Data listing:
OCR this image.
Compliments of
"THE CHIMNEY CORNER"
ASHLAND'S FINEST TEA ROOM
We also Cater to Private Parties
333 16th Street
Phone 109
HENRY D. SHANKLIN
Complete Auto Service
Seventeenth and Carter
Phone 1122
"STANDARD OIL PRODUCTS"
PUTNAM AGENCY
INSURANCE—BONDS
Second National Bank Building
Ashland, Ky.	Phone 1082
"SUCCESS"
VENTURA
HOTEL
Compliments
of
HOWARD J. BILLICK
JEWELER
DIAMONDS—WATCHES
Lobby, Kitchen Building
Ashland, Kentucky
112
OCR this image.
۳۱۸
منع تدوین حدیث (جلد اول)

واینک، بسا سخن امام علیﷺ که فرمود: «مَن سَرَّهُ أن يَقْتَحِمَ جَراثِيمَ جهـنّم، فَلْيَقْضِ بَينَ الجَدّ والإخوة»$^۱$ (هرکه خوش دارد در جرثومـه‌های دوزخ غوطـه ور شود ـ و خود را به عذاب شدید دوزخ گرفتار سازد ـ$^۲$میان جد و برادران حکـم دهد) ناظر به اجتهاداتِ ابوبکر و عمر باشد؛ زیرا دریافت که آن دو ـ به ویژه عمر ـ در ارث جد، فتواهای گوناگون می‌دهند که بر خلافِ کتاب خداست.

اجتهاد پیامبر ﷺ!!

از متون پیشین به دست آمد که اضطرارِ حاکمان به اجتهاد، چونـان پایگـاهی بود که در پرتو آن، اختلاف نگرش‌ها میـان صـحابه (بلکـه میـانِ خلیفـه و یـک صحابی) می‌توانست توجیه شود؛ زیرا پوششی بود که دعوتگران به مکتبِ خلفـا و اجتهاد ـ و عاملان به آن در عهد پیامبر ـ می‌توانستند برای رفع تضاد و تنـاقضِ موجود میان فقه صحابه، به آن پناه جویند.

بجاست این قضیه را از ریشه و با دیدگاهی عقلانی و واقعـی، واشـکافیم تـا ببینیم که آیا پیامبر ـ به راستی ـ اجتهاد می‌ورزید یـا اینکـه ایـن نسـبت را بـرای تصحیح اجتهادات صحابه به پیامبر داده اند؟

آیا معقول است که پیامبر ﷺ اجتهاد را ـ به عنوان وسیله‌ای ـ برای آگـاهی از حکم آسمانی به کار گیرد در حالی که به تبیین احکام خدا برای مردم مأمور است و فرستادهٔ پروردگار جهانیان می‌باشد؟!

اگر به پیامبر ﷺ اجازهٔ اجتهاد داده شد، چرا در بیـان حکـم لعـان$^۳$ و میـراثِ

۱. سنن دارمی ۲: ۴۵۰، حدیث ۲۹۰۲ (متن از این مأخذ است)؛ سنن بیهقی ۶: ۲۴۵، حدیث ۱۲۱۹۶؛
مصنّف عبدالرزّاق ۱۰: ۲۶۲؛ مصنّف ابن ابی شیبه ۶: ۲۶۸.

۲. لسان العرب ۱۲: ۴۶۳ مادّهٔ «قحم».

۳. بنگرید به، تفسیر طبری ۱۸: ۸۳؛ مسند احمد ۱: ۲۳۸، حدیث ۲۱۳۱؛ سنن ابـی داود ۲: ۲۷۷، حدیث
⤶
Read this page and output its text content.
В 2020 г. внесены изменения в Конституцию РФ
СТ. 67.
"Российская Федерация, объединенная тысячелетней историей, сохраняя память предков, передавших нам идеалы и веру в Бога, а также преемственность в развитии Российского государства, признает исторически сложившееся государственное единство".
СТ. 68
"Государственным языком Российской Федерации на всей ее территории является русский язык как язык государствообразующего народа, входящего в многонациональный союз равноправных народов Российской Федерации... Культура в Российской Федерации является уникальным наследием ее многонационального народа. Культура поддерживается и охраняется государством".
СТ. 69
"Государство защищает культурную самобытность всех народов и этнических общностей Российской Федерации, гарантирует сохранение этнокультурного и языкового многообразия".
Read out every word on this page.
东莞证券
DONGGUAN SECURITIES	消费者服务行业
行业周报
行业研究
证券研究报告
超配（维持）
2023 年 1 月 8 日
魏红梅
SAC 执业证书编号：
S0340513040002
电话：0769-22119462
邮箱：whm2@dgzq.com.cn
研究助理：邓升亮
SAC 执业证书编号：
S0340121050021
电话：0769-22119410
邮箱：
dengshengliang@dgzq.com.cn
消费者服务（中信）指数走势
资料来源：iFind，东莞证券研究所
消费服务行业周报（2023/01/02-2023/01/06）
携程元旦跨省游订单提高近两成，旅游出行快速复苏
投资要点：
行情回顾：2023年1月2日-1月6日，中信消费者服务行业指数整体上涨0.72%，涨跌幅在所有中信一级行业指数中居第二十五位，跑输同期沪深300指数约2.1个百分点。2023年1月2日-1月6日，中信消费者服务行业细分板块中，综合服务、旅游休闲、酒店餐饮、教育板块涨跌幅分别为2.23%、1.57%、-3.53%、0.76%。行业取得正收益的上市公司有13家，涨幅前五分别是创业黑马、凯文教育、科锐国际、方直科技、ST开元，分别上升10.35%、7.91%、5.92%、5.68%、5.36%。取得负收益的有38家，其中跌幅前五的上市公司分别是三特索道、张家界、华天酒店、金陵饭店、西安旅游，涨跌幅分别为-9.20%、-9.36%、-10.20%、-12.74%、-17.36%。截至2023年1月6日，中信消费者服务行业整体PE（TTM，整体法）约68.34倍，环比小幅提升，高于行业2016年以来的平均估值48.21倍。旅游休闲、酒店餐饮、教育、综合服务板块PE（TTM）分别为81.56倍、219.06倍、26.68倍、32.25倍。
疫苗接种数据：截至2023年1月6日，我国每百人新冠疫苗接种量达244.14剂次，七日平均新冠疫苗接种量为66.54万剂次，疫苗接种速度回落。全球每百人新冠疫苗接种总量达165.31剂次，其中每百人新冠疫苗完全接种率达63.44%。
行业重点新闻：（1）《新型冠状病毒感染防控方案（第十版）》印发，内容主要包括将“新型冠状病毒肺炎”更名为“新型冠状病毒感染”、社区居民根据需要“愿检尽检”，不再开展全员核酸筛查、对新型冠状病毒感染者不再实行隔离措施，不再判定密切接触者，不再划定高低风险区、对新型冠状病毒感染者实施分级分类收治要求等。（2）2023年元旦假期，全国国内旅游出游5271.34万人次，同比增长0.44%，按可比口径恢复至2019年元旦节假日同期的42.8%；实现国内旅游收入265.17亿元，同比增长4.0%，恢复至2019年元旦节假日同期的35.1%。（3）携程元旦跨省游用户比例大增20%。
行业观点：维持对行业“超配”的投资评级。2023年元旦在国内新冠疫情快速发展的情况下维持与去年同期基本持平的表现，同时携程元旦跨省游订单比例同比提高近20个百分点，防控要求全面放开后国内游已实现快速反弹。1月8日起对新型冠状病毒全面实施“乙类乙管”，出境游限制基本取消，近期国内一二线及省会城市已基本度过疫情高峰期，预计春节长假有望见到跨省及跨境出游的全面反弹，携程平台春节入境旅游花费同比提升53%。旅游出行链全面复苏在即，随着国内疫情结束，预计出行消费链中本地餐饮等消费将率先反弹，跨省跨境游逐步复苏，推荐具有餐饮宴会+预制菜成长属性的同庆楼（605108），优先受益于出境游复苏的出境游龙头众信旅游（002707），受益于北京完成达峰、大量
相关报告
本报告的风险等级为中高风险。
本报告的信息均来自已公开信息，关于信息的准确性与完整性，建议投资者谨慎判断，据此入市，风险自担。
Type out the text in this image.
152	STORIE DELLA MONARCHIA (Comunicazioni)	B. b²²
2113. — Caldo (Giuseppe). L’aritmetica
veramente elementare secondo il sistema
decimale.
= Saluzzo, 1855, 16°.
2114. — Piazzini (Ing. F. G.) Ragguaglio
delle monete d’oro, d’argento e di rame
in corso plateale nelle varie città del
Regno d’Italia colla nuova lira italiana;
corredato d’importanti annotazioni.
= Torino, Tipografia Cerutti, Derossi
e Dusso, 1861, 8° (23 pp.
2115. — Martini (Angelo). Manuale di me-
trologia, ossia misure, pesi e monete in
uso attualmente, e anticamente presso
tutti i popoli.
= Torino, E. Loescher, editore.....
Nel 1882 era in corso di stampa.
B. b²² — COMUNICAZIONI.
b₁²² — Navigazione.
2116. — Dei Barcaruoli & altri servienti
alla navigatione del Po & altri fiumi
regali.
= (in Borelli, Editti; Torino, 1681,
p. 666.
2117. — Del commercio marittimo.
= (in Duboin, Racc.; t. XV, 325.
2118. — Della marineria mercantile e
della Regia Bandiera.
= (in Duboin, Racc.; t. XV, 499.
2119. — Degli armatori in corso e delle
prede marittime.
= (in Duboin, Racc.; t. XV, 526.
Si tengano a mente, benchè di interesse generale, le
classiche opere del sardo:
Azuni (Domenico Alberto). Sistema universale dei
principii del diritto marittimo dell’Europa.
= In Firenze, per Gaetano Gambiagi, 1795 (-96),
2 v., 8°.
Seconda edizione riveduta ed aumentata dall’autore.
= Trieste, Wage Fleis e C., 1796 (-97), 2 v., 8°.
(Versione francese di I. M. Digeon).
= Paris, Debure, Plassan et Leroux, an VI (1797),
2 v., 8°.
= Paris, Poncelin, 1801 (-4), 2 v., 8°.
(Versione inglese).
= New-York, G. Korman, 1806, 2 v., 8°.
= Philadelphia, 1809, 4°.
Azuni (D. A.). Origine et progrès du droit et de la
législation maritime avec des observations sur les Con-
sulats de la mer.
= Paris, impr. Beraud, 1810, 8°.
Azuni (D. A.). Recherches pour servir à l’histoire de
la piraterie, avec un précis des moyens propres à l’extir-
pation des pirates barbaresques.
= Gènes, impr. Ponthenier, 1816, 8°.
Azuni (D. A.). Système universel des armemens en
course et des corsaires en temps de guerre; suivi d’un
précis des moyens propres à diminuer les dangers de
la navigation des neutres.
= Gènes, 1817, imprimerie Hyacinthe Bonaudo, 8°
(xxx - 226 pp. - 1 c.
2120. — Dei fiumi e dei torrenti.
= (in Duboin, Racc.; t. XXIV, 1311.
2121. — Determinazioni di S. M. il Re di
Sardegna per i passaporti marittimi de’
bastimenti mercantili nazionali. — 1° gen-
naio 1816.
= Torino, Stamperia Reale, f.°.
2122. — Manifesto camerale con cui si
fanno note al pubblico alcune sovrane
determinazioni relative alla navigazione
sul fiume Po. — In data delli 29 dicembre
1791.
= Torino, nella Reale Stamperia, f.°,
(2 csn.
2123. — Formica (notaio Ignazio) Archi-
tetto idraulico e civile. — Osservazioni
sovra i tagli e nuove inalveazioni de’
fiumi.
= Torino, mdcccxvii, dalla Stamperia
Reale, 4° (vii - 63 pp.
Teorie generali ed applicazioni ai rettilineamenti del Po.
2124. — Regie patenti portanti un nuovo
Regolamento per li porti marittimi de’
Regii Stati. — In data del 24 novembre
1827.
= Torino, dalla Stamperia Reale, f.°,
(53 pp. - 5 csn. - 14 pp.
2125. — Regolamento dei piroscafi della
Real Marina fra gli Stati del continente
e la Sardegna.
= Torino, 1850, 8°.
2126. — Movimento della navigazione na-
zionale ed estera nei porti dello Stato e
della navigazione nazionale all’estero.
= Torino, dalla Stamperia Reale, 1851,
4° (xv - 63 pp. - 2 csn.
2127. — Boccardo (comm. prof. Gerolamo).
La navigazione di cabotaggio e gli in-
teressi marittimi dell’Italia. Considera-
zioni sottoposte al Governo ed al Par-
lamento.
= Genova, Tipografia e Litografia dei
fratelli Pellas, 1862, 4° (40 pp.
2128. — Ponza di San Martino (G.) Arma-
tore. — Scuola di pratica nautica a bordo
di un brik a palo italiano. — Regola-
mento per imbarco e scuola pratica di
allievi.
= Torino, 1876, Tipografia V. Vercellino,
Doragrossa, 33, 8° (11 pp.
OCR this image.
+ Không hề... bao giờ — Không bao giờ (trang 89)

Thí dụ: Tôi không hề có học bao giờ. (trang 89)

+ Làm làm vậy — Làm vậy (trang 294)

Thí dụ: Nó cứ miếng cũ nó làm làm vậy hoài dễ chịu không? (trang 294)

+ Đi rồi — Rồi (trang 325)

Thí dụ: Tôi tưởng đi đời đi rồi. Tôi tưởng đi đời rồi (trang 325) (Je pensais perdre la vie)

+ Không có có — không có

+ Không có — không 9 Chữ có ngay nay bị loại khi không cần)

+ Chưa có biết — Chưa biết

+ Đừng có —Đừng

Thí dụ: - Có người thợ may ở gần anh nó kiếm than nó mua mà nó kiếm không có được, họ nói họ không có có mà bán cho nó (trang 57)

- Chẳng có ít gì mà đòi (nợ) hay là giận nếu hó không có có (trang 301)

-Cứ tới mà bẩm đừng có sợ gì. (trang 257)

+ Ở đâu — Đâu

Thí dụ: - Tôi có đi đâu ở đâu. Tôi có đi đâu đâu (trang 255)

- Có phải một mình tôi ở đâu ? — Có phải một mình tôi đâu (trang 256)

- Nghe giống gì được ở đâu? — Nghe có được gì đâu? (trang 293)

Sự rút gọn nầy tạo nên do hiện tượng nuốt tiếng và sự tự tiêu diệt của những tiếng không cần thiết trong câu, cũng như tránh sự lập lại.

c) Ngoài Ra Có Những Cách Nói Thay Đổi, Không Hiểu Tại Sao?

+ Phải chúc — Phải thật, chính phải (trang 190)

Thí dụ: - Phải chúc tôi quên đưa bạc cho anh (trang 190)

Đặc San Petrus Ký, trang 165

Goal.
List each line of the records that holds the string "Torino".

Result for this exercise.
= Torino, Tipografia Cerutti, Derossi
= Torino, E. Loescher, editore.....
= (in Borelli, Editti; Torino, 1681,
= Torino, Stamperia Reale, f.°.
= Torino, nella Reale Stamperia, f.°,
= Torino, mdcccxvii, dalla Stamperia
= Torino, dalla Stamperia Reale, f.°,
= Torino, 1850, 8°.
= Torino, dalla Stamperia Reale, 1851,
= Torino, 1876, Tipografia V. Vercellino,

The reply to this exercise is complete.